### WHAT THIS TASK INVOLVES
Drop every picture, then transcribe the remaining data exactly.
START
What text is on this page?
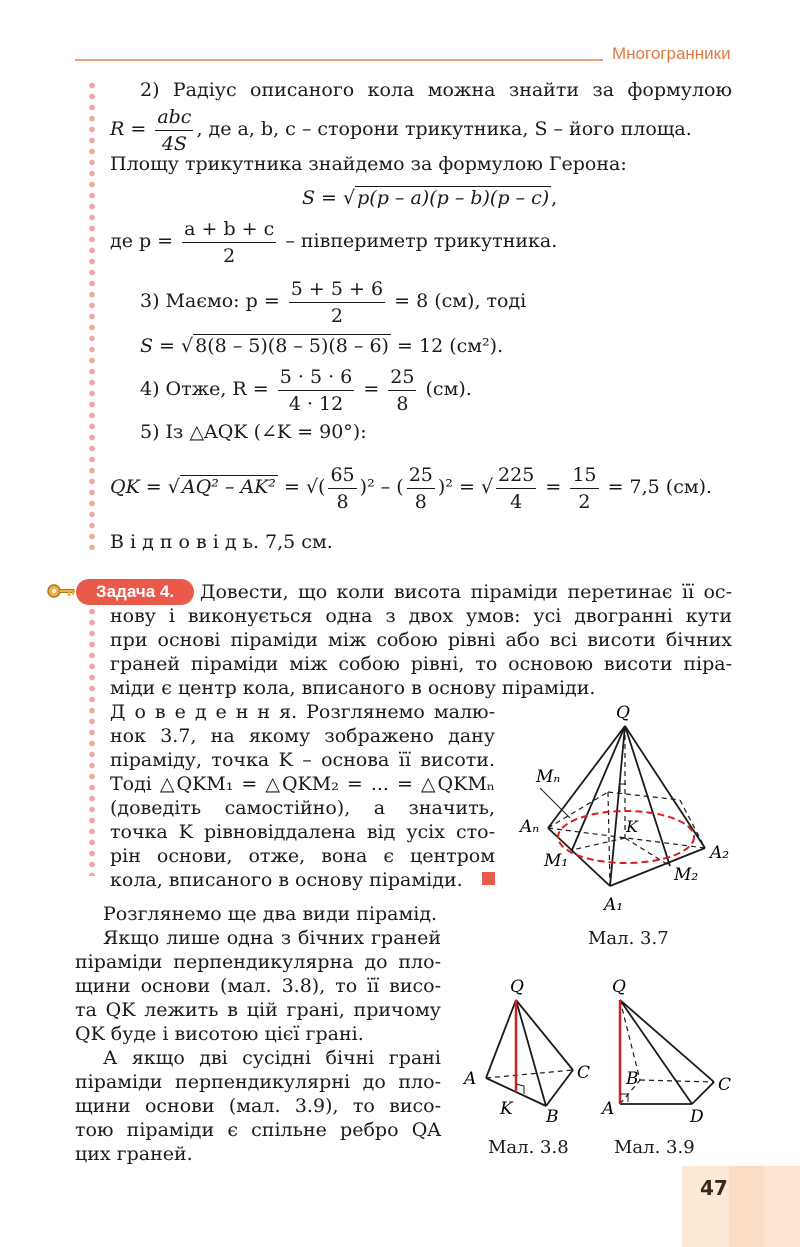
Многогранники
2) Радіус описаного кола можна знайти за формулою
$R = \frac{\text{abc}}{4S}$ , де a, b, c – сторони трикутника, S – його площа.
Площу трикутника знайдемо за формулою Герона:
S = √ p(p – a)(p – b)(p – c) ,
де $p = \frac{a + b + c}{2}$ – півпериметр трикутника.
3) Маємо: $p = \frac{5 + 5 + 6}{2} = 8$ (см), тоді
S = √ 8(8 – 5)(8 – 5)(8 – 6) = 12 (см²).
4) Отже, $R = \frac{5 \cdot 5 \cdot 6}{4 \cdot 12} = \frac{25}{8} (см)$.
5) Із △AQK (∠K = 90°):
QK = √ AQ² – AK² = √( $\frac{65}{8} )^2$ – ( $\frac{25}{8} )^2$ = √ $\frac{225}{4} = \frac{15}{2} = 7,5$ (см).
В і д п о в і д ь. 7,5 см.
Задача 4.	Довести, що коли висота піраміди перетинає її ос-
нову і виконується одна з двох умов: усі двогранні кути
при основі піраміди між собою рівні або всі висоти бічних
граней піраміди між собою рівні, то основою висоти піра-
міди є центр кола, вписаного в основу піраміди.
Д о в е д е н н я. Розглянемо малю-
нок 3.7, на якому зображено дану
піраміду, точка K – основа її висоти.
Тоді △QKM₁ = △QKM₂ = ... = △QKMₙ
(доведіть самостійно), а значить,
точка K рівновіддалена від усіх сто-
рін основи, отже, вона є центром
кола, вписаного в основу піраміди.
Розглянемо ще два види пірамід.
Якщо лише одна з бічних граней
піраміди перпендикулярна до пло-
щини основи (мал. 3.8), то її висо-
та QK лежить в цій грані, причому
QK буде і висотою цієї грані.
А якщо дві сусідні бічні грані
піраміди перпендикулярні до пло-
щини основи (мал. 3.9), то висо-
тою піраміди є спільне ребро QA
цих граней.
Q
Mₙ
Aₙ	K
M₁	A₂
M₂
A₁
Мал. 3.7
Q
A	C
K B
Мал. 3.8
Q
B	C
A	D
Мал. 3.9
47
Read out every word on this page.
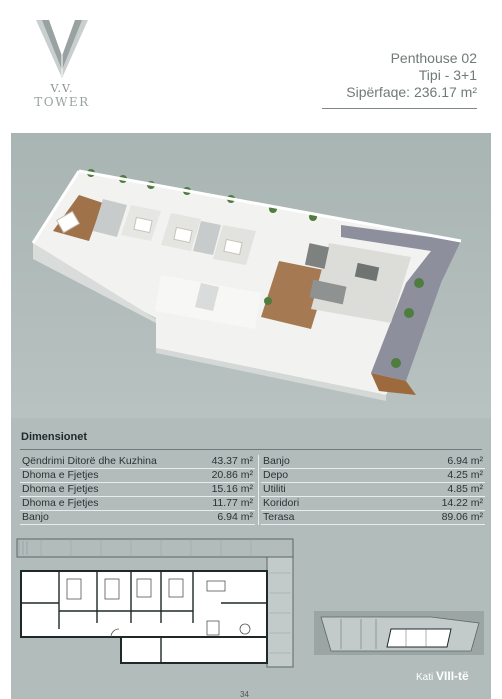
V.V.
TOWER
Penthouse 02
Tipi - 3+1
Sipërfaqe: 236.17 m²
Dimensionet
Qëndrimi Ditorë dhe Kuzhina	43.37 m²
Dhoma e Fjetjes	20.86 m²
Dhoma e Fjetjes	15.16 m²
Dhoma e Fjetjes	11.77 m²
Banjo	6.94 m²
Banjo	6.94 m²
Depo	4.25 m²
Utiliti	4.85 m²
Koridori	14.22 m²
Terasa	89.06 m²
Kati VIII-të
34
END
### EXERCISE ANSWER
What text is on this page?
Многогранники
2) Радіус описаного кола можна знайти за формулою
$R = \frac{\text{abc}}{4S}$ , де a, b, c – сторони трикутника, S – його площа.
Площу трикутника знайдемо за формулою Герона:
S = √ p(p – a)(p – b)(p – c) ,
де $p = \frac{a + b + c}{2}$ – півпериметр трикутника.
3) Маємо: $p = \frac{5 + 5 + 6}{2} = 8$ (см), тоді
S = √ 8(8 – 5)(8 – 5)(8 – 6) = 12 (см²).
4) Отже, $R = \frac{5 \cdot 5 \cdot 6}{4 \cdot 12} = \frac{25}{8} (см)$.
5) Із △AQK (∠K = 90°):
QK = √ AQ² – AK² = √( $\frac{65}{8} )^2$ – ( $\frac{25}{8} )^2$ = √ $\frac{225}{4} = \frac{15}{2} = 7,5$ (см).
В і д п о в і д ь. 7,5 см.
Задача 4.	Довести, що коли висота піраміди перетинає її ос-
нову і виконується одна з двох умов: усі двогранні кути
при основі піраміди між собою рівні або всі висоти бічних
граней піраміди між собою рівні, то основою висоти піра-
міди є центр кола, вписаного в основу піраміди.
Д о в е д е н н я. Розглянемо малю-
нок 3.7, на якому зображено дану
піраміду, точка K – основа її висоти.
Тоді △QKM₁ = △QKM₂ = ... = △QKMₙ
(доведіть самостійно), а значить,
точка K рівновіддалена від усіх сто-
рін основи, отже, вона є центром
кола, вписаного в основу піраміди.
Розглянемо ще два види пірамід.
Якщо лише одна з бічних граней
піраміди перпендикулярна до пло-
щини основи (мал. 3.8), то її висо-
та QK лежить в цій грані, причому
QK буде і висотою цієї грані.
А якщо дві сусідні бічні грані
піраміди перпендикулярні до пло-
щини основи (мал. 3.9), то висо-
тою піраміди є спільне ребро QA
цих граней.
Q
Mₙ
Aₙ	K
M₁	A₂
M₂
A₁
Мал. 3.7
Q
A	C
K B
Мал. 3.8
Q
B	C
A	D
Мал. 3.9
47
Read out every word on this page.
V.V.
TOWER
Penthouse 02
Tipi - 3+1
Sipërfaqe: 236.17 m²
Dimensionet
Qëndrimi Ditorë dhe Kuzhina	43.37 m²
Dhoma e Fjetjes	20.86 m²
Dhoma e Fjetjes	15.16 m²
Dhoma e Fjetjes	11.77 m²
Banjo	6.94 m²
Banjo	6.94 m²
Depo	4.25 m²
Utiliti	4.85 m²
Koridori	14.22 m²
Terasa	89.06 m²
Kati VIII-të
34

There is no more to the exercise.